(Figure contents as structured data)
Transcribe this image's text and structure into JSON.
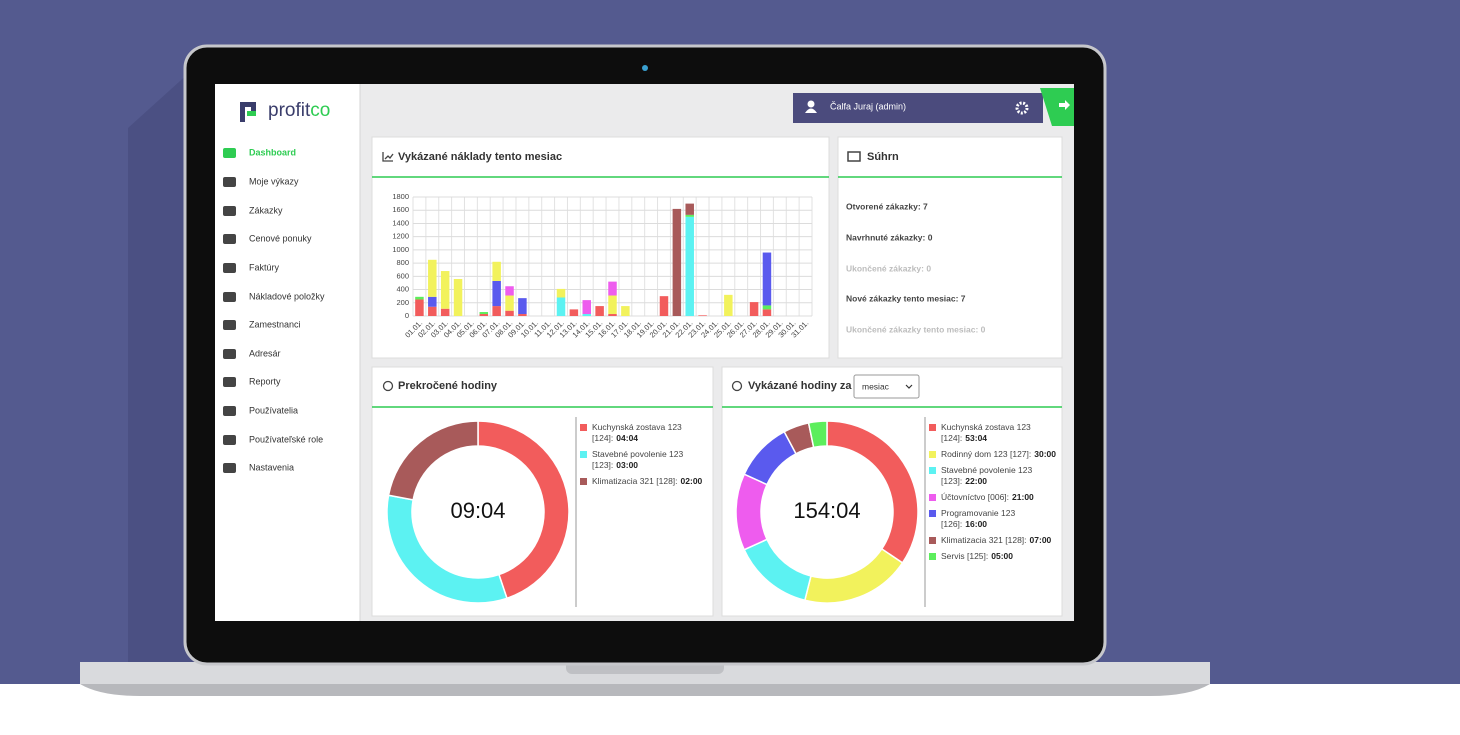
{
  "logo": {
    "brand": "profit",
    "accent": "co"
  },
  "sidebar": {
    "active": 0,
    "items": [
      "Dashboard",
      "Moje výkazy",
      "Zákazky",
      "Cenové ponuky",
      "Faktúry",
      "Nákladové položky",
      "Zamestnanci",
      "Adresár",
      "Reporty",
      "Používatelia",
      "Používateľské role",
      "Nastavenia"
    ]
  },
  "header": {
    "user": "Čalfa Juraj (admin)"
  },
  "summary": {
    "title": "Súhrn",
    "items": [
      {
        "text": "Otvorené zákazky: 7",
        "muted": false
      },
      {
        "text": "Navrhnuté zákazky: 0",
        "muted": false
      },
      {
        "text": "Ukončené zákazky: 0",
        "muted": true
      },
      {
        "text": "Nové zákazky tento mesiac: 7",
        "muted": false
      },
      {
        "text": "Ukončené zákazky tento mesiac: 0",
        "muted": true
      }
    ]
  },
  "chart_data": [
    {
      "type": "stacked-bar",
      "title": "Vykázané náklady tento mesiac",
      "grid": true,
      "categories": [
        "01.01.",
        "02.01.",
        "03.01.",
        "04.01.",
        "05.01.",
        "06.01.",
        "07.01.",
        "08.01.",
        "09.01.",
        "10.01.",
        "11.01.",
        "12.01.",
        "13.01.",
        "14.01.",
        "15.01.",
        "16.01.",
        "17.01.",
        "18.01.",
        "19.01.",
        "20.01.",
        "21.01.",
        "22.01.",
        "23.01.",
        "24.01.",
        "25.01.",
        "26.01.",
        "27.01.",
        "28.01.",
        "29.01.",
        "30.01.",
        "31.01."
      ],
      "ylim": [
        0,
        1800
      ],
      "yticks": [
        0,
        200,
        400,
        600,
        800,
        1000,
        1200,
        1400,
        1600,
        1800
      ],
      "series": [
        {
          "color": "#f25c5c",
          "values": [
            250,
            140,
            110,
            0,
            0,
            30,
            150,
            80,
            30,
            0,
            0,
            0,
            100,
            0,
            150,
            30,
            0,
            0,
            0,
            300,
            0,
            0,
            10,
            0,
            0,
            0,
            210,
            100,
            0,
            0,
            0
          ]
        },
        {
          "color": "#5cf2f2",
          "values": [
            0,
            0,
            0,
            0,
            0,
            0,
            0,
            0,
            0,
            0,
            0,
            280,
            0,
            30,
            0,
            0,
            0,
            0,
            0,
            0,
            0,
            1500,
            0,
            0,
            0,
            0,
            0,
            0,
            0,
            0,
            0
          ]
        },
        {
          "color": "#5cee5c",
          "values": [
            40,
            0,
            0,
            0,
            0,
            30,
            0,
            0,
            0,
            0,
            0,
            0,
            0,
            0,
            0,
            0,
            0,
            0,
            0,
            0,
            0,
            30,
            0,
            0,
            0,
            0,
            0,
            60,
            0,
            0,
            0
          ]
        },
        {
          "color": "#5a5aee",
          "values": [
            0,
            150,
            0,
            0,
            0,
            0,
            380,
            0,
            240,
            0,
            0,
            0,
            0,
            0,
            0,
            0,
            0,
            0,
            0,
            0,
            0,
            0,
            0,
            0,
            0,
            0,
            0,
            800,
            0,
            0,
            0
          ]
        },
        {
          "color": "#f2f25c",
          "values": [
            0,
            560,
            570,
            560,
            0,
            0,
            290,
            230,
            0,
            0,
            0,
            130,
            0,
            0,
            0,
            280,
            150,
            0,
            0,
            0,
            0,
            0,
            0,
            0,
            320,
            0,
            0,
            0,
            0,
            0,
            0
          ]
        },
        {
          "color": "#ee5cee",
          "values": [
            0,
            0,
            0,
            0,
            0,
            0,
            0,
            140,
            0,
            0,
            0,
            0,
            0,
            210,
            0,
            210,
            0,
            0,
            0,
            0,
            0,
            0,
            0,
            0,
            0,
            0,
            0,
            0,
            0,
            0,
            0
          ]
        },
        {
          "color": "#a85a5a",
          "values": [
            0,
            0,
            0,
            0,
            0,
            0,
            0,
            0,
            0,
            0,
            0,
            0,
            0,
            0,
            0,
            0,
            0,
            0,
            0,
            0,
            1620,
            170,
            0,
            0,
            0,
            0,
            0,
            0,
            0,
            0,
            0
          ]
        }
      ]
    },
    {
      "type": "donut",
      "title": "Prekročené hodiny",
      "center_label": "09:04",
      "categories": [
        "Kuchynská zostava 123 [124]:",
        "Stavebné povolenie 123 [123]:",
        "Klimatizacia 321 [128]:"
      ],
      "values": [
        244,
        180,
        120
      ],
      "value_labels": [
        "04:04",
        "03:00",
        "02:00"
      ],
      "colors": [
        "#f25c5c",
        "#5cf2f2",
        "#a85a5a"
      ]
    },
    {
      "type": "donut",
      "title": "Vykázané hodiny za",
      "select_value": "mesiac",
      "center_label": "154:04",
      "categories": [
        "Kuchynská zostava 123 [124]:",
        "Rodinný dom 123 [127]:",
        "Stavebné povolenie 123 [123]:",
        "Účtovníctvo [006]:",
        "Programovanie 123 [126]:",
        "Klimatizacia 321 [128]:",
        "Servis [125]:"
      ],
      "values": [
        3184,
        1800,
        1320,
        1260,
        960,
        420,
        300
      ],
      "value_labels": [
        "53:04",
        "30:00",
        "22:00",
        "21:00",
        "16:00",
        "07:00",
        "05:00"
      ],
      "colors": [
        "#f25c5c",
        "#f2f25c",
        "#5cf2f2",
        "#ee5cee",
        "#5a5aee",
        "#a85a5a",
        "#5cee5c"
      ]
    }
  ]
}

- Work to be completed: Find every line holding the word "Vykázané"; give their count and nothing else.

- Response: 2